• [EXERCISE]:
The entries below should be transcribed in their entirety, exactly as written.

[Saved entries]

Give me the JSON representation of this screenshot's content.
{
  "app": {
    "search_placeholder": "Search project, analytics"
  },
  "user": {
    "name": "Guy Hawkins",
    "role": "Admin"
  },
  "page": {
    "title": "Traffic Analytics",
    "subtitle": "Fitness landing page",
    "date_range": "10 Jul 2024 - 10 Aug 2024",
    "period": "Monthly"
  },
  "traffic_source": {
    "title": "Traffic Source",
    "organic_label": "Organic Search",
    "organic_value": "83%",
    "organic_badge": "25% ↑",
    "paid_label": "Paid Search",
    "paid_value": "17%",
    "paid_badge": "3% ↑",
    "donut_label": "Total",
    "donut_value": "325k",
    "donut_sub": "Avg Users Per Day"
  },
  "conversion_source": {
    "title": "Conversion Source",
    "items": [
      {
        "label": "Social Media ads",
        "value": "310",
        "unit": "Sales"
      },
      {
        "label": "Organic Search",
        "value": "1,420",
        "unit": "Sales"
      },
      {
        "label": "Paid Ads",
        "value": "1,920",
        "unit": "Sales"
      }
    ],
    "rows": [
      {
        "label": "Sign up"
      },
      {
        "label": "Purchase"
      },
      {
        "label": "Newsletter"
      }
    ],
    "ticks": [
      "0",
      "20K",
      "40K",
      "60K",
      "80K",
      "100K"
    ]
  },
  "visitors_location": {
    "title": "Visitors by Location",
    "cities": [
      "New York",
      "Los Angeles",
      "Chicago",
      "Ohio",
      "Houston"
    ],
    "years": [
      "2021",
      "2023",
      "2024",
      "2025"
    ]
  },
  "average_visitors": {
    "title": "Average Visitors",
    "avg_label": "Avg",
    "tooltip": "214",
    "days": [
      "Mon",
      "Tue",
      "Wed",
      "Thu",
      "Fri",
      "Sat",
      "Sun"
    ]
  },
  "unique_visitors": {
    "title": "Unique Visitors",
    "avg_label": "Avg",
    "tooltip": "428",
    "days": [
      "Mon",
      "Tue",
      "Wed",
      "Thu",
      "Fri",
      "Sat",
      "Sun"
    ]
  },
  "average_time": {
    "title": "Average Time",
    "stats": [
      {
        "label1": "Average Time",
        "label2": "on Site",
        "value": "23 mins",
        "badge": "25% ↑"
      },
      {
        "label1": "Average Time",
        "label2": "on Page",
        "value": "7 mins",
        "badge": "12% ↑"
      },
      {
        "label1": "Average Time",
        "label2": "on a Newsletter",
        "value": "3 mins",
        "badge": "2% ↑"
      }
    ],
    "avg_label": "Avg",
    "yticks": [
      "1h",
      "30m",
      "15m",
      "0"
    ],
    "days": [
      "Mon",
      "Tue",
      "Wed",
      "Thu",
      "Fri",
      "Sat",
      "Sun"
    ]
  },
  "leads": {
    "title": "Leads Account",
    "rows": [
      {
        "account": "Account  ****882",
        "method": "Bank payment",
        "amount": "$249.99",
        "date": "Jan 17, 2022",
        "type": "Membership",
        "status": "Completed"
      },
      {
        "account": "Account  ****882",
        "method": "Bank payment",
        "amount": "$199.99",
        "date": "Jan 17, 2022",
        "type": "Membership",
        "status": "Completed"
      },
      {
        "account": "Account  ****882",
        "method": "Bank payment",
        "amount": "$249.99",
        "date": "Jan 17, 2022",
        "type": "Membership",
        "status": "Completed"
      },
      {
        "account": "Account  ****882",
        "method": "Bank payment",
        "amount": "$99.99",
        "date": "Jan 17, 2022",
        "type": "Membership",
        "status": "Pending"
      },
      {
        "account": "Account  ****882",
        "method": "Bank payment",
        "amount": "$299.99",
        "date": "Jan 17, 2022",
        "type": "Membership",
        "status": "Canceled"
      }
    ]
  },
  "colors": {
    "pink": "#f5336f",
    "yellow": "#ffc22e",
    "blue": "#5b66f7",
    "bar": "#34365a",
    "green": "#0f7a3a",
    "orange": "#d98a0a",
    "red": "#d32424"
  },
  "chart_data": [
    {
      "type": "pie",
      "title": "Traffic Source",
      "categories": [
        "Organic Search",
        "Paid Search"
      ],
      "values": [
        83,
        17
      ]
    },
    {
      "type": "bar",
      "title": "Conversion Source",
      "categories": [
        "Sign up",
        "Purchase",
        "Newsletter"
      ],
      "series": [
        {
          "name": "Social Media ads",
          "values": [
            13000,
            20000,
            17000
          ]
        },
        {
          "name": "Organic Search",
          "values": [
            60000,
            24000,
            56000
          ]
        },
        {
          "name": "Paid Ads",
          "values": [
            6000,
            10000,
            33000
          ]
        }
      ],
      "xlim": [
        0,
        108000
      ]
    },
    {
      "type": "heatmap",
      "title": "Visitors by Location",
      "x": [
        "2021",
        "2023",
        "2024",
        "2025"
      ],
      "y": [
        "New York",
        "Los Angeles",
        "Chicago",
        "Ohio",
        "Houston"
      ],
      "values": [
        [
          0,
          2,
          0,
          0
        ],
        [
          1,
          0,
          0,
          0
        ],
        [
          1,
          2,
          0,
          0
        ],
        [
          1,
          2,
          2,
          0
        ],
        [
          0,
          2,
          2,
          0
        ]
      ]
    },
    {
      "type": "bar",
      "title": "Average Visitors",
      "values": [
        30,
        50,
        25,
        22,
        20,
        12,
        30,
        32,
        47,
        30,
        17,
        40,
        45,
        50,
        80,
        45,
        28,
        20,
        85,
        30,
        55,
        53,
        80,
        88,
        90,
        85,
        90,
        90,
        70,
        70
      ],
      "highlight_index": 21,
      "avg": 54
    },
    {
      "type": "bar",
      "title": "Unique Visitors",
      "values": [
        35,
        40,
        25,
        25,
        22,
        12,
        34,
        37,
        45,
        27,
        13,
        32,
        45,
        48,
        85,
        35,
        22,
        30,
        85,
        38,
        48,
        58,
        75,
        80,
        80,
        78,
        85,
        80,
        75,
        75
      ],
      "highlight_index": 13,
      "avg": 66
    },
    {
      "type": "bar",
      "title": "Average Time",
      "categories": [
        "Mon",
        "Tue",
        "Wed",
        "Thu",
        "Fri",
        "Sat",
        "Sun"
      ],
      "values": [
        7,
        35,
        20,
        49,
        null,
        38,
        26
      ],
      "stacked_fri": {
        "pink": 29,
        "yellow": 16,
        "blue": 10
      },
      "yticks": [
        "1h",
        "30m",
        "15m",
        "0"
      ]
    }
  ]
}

• [CORRECT RESPONSE]:
Give me the JSON representation of this screenshot's content.
{
  "app": {
    "search_placeholder": "Search project, analytics"
  },
  "user": {
    "name": "Guy Hawkins",
    "role": "Admin"
  },
  "page": {
    "title": "Traffic Analytics",
    "subtitle": "Fitness landing page",
    "date_range": "10 Jul 2024 - 10 Aug 2024",
    "period": "Monthly"
  },
  "traffic_source": {
    "title": "Traffic Source",
    "organic_label": "Organic Search",
    "organic_value": "83%",
    "organic_badge": "25% ↑",
    "paid_label": "Paid Search",
    "paid_value": "17%",
    "paid_badge": "3% ↑",
    "donut_label": "Total",
    "donut_value": "325k",
    "donut_sub": "Avg Users Per Day"
  },
  "conversion_source": {
    "title": "Conversion Source",
    "items": [
      {
        "label": "Social Media ads",
        "value": "310",
        "unit": "Sales"
      },
      {
        "label": "Organic Search",
        "value": "1,420",
        "unit": "Sales"
      },
      {
        "label": "Paid Ads",
        "value": "1,920",
        "unit": "Sales"
      }
    ],
    "rows": [
      {
        "label": "Sign up"
      },
      {
        "label": "Purchase"
      },
      {
        "label": "Newsletter"
      }
    ],
    "ticks": [
      "0",
      "20K",
      "40K",
      "60K",
      "80K",
      "100K"
    ]
  },
  "visitors_location": {
    "title": "Visitors by Location",
    "cities": [
      "New York",
      "Los Angeles",
      "Chicago",
      "Ohio",
      "Houston"
    ],
    "years": [
      "2021",
      "2023",
      "2024",
      "2025"
    ]
  },
  "average_visitors": {
    "title": "Average Visitors",
    "avg_label": "Avg",
    "tooltip": "214",
    "days": [
      "Mon",
      "Tue",
      "Wed",
      "Thu",
      "Fri",
      "Sat",
      "Sun"
    ]
  },
  "unique_visitors": {
    "title": "Unique Visitors",
    "avg_label": "Avg",
    "tooltip": "428",
    "days": [
      "Mon",
      "Tue",
      "Wed",
      "Thu",
      "Fri",
      "Sat",
      "Sun"
    ]
  },
  "average_time": {
    "title": "Average Time",
    "stats": [
      {
        "label1": "Average Time",
        "label2": "on Site",
        "value": "23 mins",
        "badge": "25% ↑"
      },
      {
        "label1": "Average Time",
        "label2": "on Page",
        "value": "7 mins",
        "badge": "12% ↑"
      },
      {
        "label1": "Average Time",
        "label2": "on a Newsletter",
        "value": "3 mins",
        "badge": "2% ↑"
      }
    ],
    "avg_label": "Avg",
    "yticks": [
      "1h",
      "30m",
      "15m",
      "0"
    ],
    "days": [
      "Mon",
      "Tue",
      "Wed",
      "Thu",
      "Fri",
      "Sat",
      "Sun"
    ]
  },
  "leads": {
    "title": "Leads Account",
    "rows": [
      {
        "account": "Account  ****882",
        "method": "Bank payment",
        "amount": "$249.99",
        "date": "Jan 17, 2022",
        "type": "Membership",
        "status": "Completed"
      },
      {
        "account": "Account  ****882",
        "method": "Bank payment",
        "amount": "$199.99",
        "date": "Jan 17, 2022",
        "type": "Membership",
        "status": "Completed"
      },
      {
        "account": "Account  ****882",
        "method": "Bank payment",
        "amount": "$249.99",
        "date": "Jan 17, 2022",
        "type": "Membership",
        "status": "Completed"
      },
      {
        "account": "Account  ****882",
        "method": "Bank payment",
        "amount": "$99.99",
        "date": "Jan 17, 2022",
        "type": "Membership",
        "status": "Pending"
      },
      {
        "account": "Account  ****882",
        "method": "Bank payment",
        "amount": "$299.99",
        "date": "Jan 17, 2022",
        "type": "Membership",
        "status": "Canceled"
      }
    ]
  },
  "colors": {
    "pink": "#f5336f",
    "yellow": "#ffc22e",
    "blue": "#5b66f7",
    "bar": "#34365a",
    "green": "#0f7a3a",
    "orange": "#d98a0a",
    "red": "#d32424"
  },
  "chart_data": [
    {
      "type": "pie",
      "title": "Traffic Source",
      "categories": [
        "Organic Search",
        "Paid Search"
      ],
      "values": [
        83,
        17
      ]
    },
    {
      "type": "bar",
      "title": "Conversion Source",
      "categories": [
        "Sign up",
        "Purchase",
        "Newsletter"
      ],
      "series": [
        {
          "name": "Social Media ads",
          "values": [
            13000,
            20000,
            17000
          ]
        },
        {
          "name": "Organic Search",
          "values": [
            60000,
            24000,
            56000
          ]
        },
        {
          "name": "Paid Ads",
          "values": [
            6000,
            10000,
            33000
          ]
        }
      ],
      "xlim": [
        0,
        108000
      ]
    },
    {
      "type": "heatmap",
      "title": "Visitors by Location",
      "x": [
        "2021",
        "2023",
        "2024",
        "2025"
      ],
      "y": [
        "New York",
        "Los Angeles",
        "Chicago",
        "Ohio",
        "Houston"
      ],
      "values": [
        [
          0,
          2,
          0,
          0
        ],
        [
          1,
          0,
          0,
          0
        ],
        [
          1,
          2,
          0,
          0
        ],
        [
          1,
          2,
          2,
          0
        ],
        [
          0,
          2,
          2,
          0
        ]
      ]
    },
    {
      "type": "bar",
      "title": "Average Visitors",
      "values": [
        30,
        50,
        25,
        22,
        20,
        12,
        30,
        32,
        47,
        30,
        17,
        40,
        45,
        50,
        80,
        45,
        28,
        20,
        85,
        30,
        55,
        53,
        80,
        88,
        90,
        85,
        90,
        90,
        70,
        70
      ],
      "highlight_index": 21,
      "avg": 54
    },
    {
      "type": "bar",
      "title": "Unique Visitors",
      "values": [
        35,
        40,
        25,
        25,
        22,
        12,
        34,
        37,
        45,
        27,
        13,
        32,
        45,
        48,
        85,
        35,
        22,
        30,
        85,
        38,
        48,
        58,
        75,
        80,
        80,
        78,
        85,
        80,
        75,
        75
      ],
      "highlight_index": 13,
      "avg": 66
    },
    {
      "type": "bar",
      "title": "Average Time",
      "categories": [
        "Mon",
        "Tue",
        "Wed",
        "Thu",
        "Fri",
        "Sat",
        "Sun"
      ],
      "values": [
        7,
        35,
        20,
        49,
        null,
        38,
        26
      ],
      "stacked_fri": {
        "pink": 29,
        "yellow": 16,
        "blue": 10
      },
      "yticks": [
        "1h",
        "30m",
        "15m",
        "0"
      ]
    }
  ]
}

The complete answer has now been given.